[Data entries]

## Start

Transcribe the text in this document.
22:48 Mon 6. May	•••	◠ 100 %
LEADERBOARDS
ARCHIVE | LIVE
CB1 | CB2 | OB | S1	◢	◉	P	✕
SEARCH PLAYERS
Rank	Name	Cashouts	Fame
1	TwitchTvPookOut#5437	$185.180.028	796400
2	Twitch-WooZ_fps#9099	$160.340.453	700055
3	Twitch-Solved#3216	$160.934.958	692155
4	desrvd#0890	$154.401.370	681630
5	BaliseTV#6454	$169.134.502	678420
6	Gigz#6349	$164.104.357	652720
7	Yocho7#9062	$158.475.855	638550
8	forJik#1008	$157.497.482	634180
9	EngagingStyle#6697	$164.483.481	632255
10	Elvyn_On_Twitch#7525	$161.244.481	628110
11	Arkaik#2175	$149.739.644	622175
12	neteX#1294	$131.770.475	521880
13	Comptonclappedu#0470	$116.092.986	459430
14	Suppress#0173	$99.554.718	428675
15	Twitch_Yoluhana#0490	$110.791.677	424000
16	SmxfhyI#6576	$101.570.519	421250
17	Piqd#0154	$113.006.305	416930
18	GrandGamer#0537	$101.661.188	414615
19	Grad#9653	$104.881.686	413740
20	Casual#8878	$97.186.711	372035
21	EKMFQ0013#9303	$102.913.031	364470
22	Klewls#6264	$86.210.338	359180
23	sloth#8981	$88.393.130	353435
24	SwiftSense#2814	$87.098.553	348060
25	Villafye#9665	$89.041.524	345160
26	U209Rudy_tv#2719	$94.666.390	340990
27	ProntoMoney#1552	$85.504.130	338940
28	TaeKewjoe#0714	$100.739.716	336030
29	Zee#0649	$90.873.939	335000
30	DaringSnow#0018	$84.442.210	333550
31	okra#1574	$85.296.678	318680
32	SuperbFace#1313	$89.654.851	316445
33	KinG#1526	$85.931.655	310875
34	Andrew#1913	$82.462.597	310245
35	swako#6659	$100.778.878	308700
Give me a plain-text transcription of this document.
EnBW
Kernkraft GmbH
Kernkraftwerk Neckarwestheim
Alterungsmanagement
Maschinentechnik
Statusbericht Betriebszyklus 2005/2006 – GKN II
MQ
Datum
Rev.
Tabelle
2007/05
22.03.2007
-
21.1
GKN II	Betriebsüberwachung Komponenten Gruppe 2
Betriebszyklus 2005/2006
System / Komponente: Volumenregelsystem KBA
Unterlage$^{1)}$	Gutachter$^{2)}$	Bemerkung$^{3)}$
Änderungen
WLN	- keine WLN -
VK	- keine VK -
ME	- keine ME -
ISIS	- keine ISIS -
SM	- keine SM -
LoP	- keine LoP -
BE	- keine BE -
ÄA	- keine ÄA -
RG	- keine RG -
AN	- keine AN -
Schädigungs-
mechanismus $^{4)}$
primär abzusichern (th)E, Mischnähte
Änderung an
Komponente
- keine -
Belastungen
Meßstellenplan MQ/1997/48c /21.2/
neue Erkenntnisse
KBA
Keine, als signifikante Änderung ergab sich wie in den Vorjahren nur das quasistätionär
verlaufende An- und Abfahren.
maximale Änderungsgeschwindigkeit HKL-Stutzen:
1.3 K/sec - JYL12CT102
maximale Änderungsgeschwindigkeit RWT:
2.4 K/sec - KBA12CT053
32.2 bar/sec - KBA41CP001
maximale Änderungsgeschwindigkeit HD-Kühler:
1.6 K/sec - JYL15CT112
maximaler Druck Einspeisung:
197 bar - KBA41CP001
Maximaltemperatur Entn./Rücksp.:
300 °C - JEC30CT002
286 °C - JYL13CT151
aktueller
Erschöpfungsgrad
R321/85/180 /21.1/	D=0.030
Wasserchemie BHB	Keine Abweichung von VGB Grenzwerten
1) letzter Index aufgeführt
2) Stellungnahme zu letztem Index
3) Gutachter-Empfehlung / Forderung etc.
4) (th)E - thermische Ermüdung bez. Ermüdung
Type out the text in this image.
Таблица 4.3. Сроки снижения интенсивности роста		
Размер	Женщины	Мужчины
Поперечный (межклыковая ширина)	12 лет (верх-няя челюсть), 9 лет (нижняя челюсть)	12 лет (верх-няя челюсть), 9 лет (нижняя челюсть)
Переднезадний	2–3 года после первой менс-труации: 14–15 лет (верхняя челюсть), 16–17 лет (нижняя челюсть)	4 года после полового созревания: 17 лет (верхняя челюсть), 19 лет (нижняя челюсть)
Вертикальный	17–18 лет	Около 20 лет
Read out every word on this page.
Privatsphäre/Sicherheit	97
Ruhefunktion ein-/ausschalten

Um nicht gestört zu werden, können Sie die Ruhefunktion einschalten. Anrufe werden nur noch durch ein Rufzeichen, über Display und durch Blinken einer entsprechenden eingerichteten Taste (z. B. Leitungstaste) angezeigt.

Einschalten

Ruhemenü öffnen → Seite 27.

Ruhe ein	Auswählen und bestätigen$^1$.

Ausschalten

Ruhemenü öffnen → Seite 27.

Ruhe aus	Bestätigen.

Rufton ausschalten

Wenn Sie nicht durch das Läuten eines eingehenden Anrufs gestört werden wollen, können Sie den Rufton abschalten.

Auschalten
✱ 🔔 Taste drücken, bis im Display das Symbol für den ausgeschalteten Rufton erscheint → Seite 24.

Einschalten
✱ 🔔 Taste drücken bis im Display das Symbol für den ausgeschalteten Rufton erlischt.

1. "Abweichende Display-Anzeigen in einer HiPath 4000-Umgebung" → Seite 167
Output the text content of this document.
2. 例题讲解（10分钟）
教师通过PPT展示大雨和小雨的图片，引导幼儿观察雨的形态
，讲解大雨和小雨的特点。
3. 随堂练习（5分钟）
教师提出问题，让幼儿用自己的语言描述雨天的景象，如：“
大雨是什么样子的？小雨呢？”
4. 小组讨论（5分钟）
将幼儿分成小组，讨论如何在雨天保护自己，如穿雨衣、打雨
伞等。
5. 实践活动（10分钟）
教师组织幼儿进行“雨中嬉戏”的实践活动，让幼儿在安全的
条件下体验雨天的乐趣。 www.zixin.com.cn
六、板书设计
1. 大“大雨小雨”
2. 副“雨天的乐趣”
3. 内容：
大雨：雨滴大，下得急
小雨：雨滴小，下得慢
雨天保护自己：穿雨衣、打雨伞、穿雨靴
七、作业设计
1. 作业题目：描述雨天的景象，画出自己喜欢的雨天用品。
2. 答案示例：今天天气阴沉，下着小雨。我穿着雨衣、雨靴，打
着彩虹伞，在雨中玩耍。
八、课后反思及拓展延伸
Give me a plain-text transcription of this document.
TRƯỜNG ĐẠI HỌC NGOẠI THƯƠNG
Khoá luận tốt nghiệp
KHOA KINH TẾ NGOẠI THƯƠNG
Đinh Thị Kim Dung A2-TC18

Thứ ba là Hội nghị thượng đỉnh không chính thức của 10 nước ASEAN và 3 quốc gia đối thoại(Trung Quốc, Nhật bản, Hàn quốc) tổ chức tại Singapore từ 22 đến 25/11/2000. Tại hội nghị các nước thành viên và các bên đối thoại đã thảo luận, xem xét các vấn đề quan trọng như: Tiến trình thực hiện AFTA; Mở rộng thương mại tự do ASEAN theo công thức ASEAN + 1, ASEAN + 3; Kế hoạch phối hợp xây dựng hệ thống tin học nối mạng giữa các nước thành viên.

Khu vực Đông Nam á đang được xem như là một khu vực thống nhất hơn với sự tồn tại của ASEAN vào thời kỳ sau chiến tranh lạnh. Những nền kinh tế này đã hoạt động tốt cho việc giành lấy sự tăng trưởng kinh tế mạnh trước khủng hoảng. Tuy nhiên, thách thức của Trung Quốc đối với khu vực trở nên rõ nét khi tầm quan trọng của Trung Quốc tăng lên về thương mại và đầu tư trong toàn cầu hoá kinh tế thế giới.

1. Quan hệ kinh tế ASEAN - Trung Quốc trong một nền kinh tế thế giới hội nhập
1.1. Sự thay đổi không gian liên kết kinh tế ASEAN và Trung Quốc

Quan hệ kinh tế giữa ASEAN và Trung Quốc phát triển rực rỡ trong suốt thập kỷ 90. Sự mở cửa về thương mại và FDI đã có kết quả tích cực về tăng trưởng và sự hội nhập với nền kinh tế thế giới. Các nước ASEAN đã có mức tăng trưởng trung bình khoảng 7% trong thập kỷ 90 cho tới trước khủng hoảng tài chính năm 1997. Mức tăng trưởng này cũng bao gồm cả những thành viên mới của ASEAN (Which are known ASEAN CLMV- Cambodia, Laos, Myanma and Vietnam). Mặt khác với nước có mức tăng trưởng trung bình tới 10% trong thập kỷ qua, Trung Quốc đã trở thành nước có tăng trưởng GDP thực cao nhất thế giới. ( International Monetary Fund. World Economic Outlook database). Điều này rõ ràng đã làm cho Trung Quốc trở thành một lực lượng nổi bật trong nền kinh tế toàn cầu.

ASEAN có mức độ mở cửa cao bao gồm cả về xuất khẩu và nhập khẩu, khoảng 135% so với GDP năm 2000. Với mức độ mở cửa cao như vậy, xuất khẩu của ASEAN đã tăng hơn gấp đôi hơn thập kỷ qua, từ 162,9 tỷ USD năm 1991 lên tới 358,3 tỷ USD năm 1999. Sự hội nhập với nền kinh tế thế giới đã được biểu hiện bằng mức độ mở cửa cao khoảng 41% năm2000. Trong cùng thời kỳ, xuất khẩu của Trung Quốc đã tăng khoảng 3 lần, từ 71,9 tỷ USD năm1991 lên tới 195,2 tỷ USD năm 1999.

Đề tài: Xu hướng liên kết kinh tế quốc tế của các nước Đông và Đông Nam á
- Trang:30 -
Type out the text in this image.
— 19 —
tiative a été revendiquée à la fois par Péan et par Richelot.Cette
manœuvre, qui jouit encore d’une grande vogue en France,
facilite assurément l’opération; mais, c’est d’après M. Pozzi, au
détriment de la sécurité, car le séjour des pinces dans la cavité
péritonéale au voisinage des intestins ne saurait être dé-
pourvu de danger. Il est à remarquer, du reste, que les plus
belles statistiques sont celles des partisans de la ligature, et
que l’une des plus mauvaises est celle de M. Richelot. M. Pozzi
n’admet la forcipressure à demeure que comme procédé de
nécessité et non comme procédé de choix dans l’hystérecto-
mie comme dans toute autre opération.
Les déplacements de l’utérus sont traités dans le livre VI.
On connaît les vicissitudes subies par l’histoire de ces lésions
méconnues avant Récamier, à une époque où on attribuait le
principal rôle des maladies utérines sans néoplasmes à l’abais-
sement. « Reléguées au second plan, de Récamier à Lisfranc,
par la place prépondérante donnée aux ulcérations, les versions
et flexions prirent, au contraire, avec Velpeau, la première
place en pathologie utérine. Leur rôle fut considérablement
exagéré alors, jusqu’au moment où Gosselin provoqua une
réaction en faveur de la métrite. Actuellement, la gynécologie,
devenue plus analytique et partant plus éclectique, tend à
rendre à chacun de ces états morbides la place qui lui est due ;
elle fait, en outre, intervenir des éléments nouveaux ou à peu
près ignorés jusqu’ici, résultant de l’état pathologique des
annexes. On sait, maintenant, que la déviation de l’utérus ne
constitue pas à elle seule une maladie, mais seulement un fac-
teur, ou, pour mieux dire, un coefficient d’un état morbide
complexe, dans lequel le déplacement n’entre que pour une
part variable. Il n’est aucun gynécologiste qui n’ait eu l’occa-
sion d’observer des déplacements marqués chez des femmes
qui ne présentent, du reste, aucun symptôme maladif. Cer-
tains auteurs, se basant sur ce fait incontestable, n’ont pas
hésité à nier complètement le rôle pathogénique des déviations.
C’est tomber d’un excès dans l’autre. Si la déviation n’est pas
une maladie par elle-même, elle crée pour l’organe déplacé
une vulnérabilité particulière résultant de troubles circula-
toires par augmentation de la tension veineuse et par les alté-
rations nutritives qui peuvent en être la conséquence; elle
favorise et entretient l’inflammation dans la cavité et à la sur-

## End

Read through the entries and copy each line in which "drücken" appears.

✱ 🔔 Taste drücken, bis im Display das Symbol für den ausgeschalteten Rufton erscheint → Seite 24.
✱ 🔔 Taste drücken bis im Display das Symbol für den ausgeschalteten Rufton erlischt.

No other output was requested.